* [Do this]: Output as a numbered list, skipping blank lines, every line from the line containing "Where is each" up to and including the line containing "tab-close-icon[interactable]: ✕ xyxy=(625,9,633,20)", with the pictures left out.

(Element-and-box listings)
○ ○ ○ ○ ○
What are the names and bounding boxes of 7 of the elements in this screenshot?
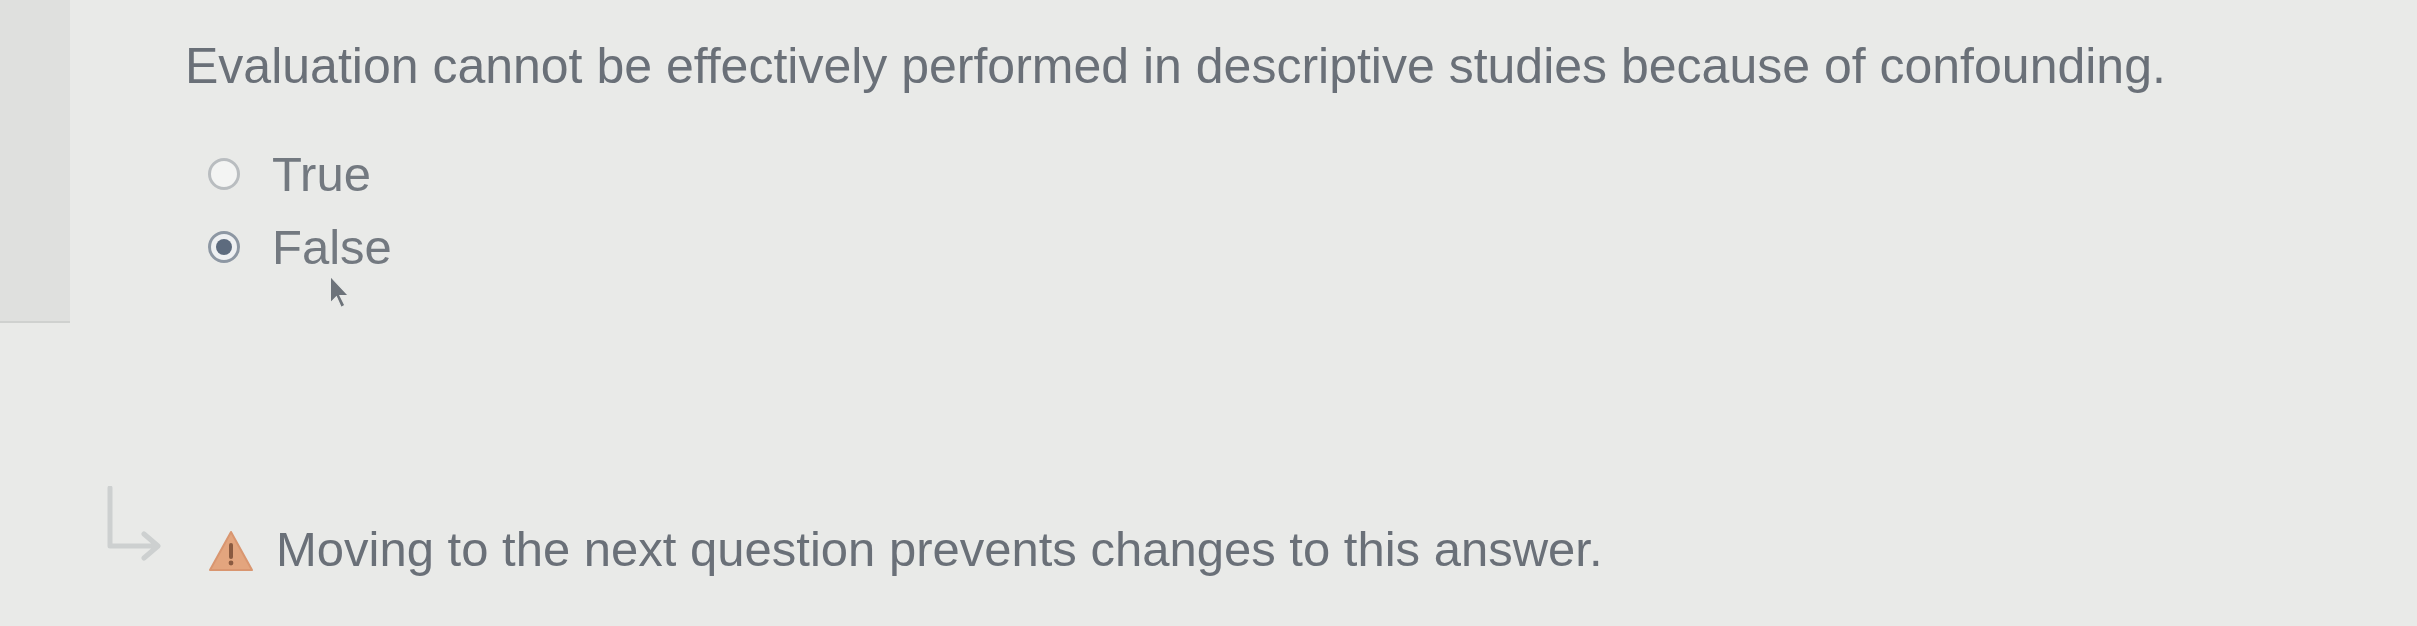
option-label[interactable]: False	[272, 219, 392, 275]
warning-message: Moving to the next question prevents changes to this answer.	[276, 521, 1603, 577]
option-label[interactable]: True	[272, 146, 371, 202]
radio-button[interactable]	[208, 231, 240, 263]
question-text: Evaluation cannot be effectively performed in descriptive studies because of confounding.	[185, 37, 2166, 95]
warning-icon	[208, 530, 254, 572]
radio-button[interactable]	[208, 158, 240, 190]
○ ○ ○ ○ ○
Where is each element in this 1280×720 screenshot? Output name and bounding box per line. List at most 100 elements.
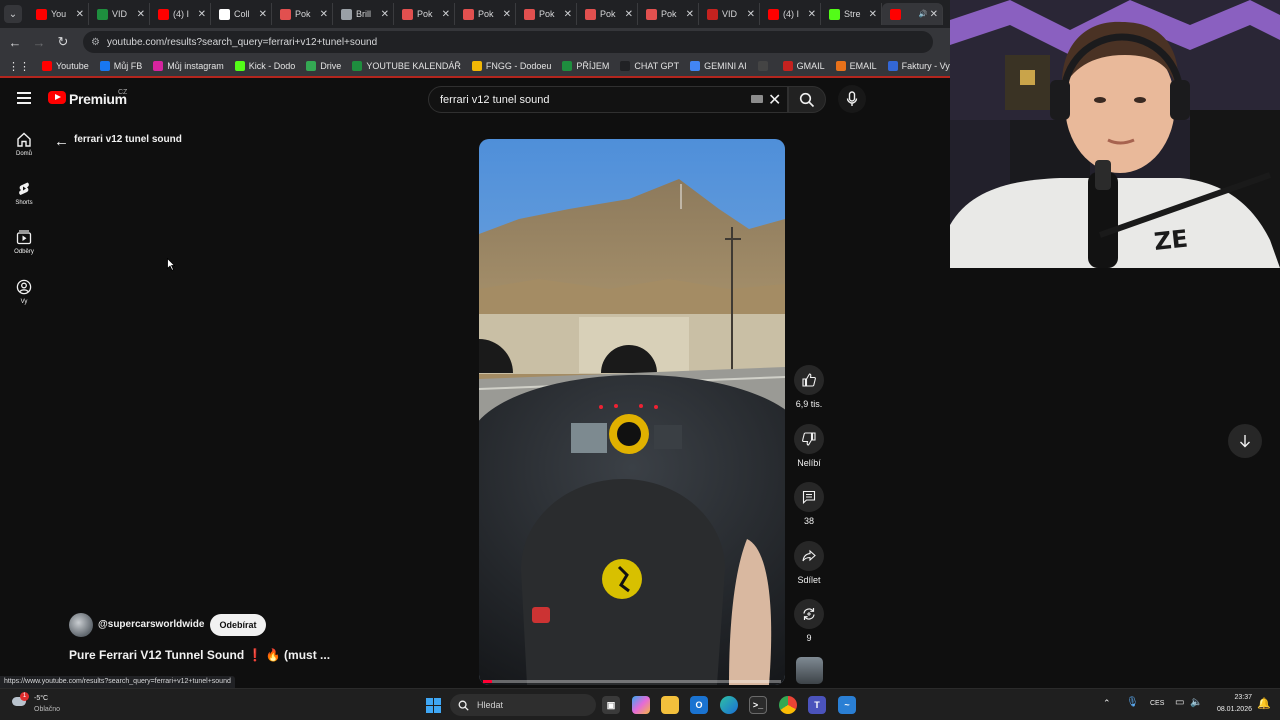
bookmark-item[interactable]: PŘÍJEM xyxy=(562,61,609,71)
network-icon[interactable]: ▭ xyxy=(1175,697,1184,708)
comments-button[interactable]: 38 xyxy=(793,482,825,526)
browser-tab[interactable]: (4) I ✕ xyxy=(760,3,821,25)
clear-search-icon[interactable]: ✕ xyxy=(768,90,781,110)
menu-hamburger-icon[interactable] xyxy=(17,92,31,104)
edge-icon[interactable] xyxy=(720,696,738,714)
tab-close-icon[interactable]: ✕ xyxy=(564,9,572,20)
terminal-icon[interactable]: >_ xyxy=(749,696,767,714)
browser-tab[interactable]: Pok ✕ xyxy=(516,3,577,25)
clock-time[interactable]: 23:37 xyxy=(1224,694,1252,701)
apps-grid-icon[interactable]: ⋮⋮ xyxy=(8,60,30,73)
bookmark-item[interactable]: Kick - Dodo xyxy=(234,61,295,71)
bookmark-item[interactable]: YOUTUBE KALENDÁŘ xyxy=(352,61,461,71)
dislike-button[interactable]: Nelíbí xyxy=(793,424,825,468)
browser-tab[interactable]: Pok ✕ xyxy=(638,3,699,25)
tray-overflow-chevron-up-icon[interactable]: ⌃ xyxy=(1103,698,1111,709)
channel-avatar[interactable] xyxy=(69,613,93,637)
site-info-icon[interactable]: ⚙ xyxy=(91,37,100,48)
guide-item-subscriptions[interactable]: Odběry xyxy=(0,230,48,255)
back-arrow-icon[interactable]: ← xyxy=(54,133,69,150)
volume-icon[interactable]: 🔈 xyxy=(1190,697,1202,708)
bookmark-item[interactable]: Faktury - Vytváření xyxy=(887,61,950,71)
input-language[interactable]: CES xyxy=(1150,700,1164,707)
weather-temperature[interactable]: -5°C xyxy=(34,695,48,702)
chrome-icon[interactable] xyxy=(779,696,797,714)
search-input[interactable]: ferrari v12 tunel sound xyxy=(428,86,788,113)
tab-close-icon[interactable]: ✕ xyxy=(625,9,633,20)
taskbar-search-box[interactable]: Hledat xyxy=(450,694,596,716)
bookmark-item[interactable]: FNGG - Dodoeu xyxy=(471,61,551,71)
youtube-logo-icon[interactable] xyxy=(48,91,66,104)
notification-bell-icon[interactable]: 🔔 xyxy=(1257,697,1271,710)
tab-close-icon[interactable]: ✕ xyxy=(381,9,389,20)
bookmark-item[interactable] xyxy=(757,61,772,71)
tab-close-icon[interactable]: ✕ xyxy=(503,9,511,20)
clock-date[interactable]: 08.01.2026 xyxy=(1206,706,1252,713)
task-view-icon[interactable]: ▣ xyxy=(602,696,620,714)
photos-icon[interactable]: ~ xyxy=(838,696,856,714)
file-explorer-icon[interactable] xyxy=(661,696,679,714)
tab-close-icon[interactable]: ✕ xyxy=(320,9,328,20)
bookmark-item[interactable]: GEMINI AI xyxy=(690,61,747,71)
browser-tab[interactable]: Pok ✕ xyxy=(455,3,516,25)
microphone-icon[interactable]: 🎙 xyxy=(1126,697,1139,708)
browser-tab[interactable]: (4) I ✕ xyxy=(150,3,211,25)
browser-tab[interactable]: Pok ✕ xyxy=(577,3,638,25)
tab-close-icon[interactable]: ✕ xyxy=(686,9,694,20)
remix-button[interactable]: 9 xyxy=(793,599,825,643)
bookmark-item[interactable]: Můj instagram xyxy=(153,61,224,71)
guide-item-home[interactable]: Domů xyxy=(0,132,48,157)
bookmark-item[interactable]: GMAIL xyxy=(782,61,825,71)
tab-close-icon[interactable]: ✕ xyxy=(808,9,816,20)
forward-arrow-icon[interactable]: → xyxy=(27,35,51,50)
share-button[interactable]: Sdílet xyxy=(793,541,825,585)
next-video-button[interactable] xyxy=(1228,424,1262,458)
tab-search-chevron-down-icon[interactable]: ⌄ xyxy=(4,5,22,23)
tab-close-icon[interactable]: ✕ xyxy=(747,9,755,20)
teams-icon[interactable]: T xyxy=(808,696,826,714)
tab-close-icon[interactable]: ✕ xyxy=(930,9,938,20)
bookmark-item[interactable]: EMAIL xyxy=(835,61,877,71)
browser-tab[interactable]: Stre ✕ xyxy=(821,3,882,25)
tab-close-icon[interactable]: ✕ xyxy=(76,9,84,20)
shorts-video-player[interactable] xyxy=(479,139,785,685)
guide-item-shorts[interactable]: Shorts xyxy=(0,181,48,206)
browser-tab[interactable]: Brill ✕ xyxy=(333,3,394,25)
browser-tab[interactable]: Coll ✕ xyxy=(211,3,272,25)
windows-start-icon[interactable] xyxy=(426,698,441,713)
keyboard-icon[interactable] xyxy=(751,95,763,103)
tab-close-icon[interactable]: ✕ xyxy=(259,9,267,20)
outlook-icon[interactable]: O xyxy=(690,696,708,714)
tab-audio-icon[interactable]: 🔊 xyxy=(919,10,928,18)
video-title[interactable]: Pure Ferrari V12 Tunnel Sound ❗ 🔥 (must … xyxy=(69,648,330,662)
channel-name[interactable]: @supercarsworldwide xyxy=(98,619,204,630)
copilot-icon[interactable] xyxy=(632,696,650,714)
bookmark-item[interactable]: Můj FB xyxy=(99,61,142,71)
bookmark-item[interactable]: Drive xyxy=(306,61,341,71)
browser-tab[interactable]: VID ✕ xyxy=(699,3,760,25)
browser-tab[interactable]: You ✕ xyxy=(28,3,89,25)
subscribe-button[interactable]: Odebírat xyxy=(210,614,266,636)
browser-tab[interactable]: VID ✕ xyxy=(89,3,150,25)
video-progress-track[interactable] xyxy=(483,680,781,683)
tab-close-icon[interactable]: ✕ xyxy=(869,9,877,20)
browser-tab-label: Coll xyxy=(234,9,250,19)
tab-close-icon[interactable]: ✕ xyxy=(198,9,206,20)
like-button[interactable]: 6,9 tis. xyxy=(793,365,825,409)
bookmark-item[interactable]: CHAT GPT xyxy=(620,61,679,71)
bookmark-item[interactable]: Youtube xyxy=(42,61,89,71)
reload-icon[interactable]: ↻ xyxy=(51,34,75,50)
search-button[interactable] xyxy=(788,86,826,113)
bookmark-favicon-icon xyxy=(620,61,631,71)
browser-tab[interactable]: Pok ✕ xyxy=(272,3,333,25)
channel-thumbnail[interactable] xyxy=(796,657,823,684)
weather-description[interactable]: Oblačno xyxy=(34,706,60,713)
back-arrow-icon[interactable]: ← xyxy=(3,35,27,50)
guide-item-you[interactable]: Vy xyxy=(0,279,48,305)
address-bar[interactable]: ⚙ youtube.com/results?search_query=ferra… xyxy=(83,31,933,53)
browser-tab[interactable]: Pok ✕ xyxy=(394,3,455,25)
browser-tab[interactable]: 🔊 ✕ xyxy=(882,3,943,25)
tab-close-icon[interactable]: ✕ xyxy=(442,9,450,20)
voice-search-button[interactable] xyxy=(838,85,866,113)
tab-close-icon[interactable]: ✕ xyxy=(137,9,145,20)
○ ○ ○ ○ ○
* [Response to this task]:
1. Where is each element in this 1280×720 screenshot? Output name and bounding box per line. List at most 100 elements.
2. bookmark-item[interactable]: PŘÍJEM xyxy=(562,61,609,71)
3. network-icon[interactable]: ▭ xyxy=(1175,697,1184,708)
4. comments-button[interactable]: 38 xyxy=(793,482,825,526)
5. browser-tab[interactable]: (4) I ✕ xyxy=(760,3,821,25)
6. clear-search-icon[interactable]: ✕ xyxy=(768,90,781,110)
7. menu-hamburger-icon[interactable] xyxy=(17,92,31,104)
8. edge-icon[interactable] xyxy=(720,696,738,714)
9. tab-close-icon[interactable]: ✕ xyxy=(564,9,572,20)
10. terminal-icon[interactable]: >_ xyxy=(749,696,767,714)
11. browser-tab[interactable]: Pok ✕ xyxy=(516,3,577,25)
12. clock-time[interactable]: 23:37 xyxy=(1224,694,1252,701)
13. apps-grid-icon[interactable]: ⋮⋮ xyxy=(8,60,30,73)
14. bookmark-item[interactable]: Kick - Dodo xyxy=(234,61,295,71)
15. bookmark-item[interactable]: YOUTUBE KALENDÁŘ xyxy=(352,61,461,71)
16. dislike-button[interactable]: Nelíbí xyxy=(793,424,825,468)
17. browser-tab[interactable]: Pok ✕ xyxy=(638,3,699,25)
18. tray-overflow-chevron-up-icon[interactable]: ⌃ xyxy=(1103,698,1111,709)
19. channel-avatar[interactable] xyxy=(69,613,93,637)
20. site-info-icon[interactable]: ⚙ xyxy=(91,37,100,48)
21. guide-item-subscriptions[interactable]: Odběry xyxy=(0,230,48,255)
22. back-arrow-icon[interactable]: ← xyxy=(54,133,69,150)
23. volume-icon[interactable]: 🔈 xyxy=(1190,697,1202,708)
24. bookmark-item[interactable]: Faktury - Vytváření xyxy=(887,61,950,71)
25. input-language[interactable]: CES xyxy=(1150,700,1164,707)
26. weather-temperature[interactable]: -5°C xyxy=(34,695,48,702)
27. chrome-icon[interactable] xyxy=(779,696,797,714)
28. search-input[interactable]: ferrari v12 tunel sound xyxy=(428,86,788,113)
29. tab-close-icon[interactable]: ✕ xyxy=(625,9,633,20)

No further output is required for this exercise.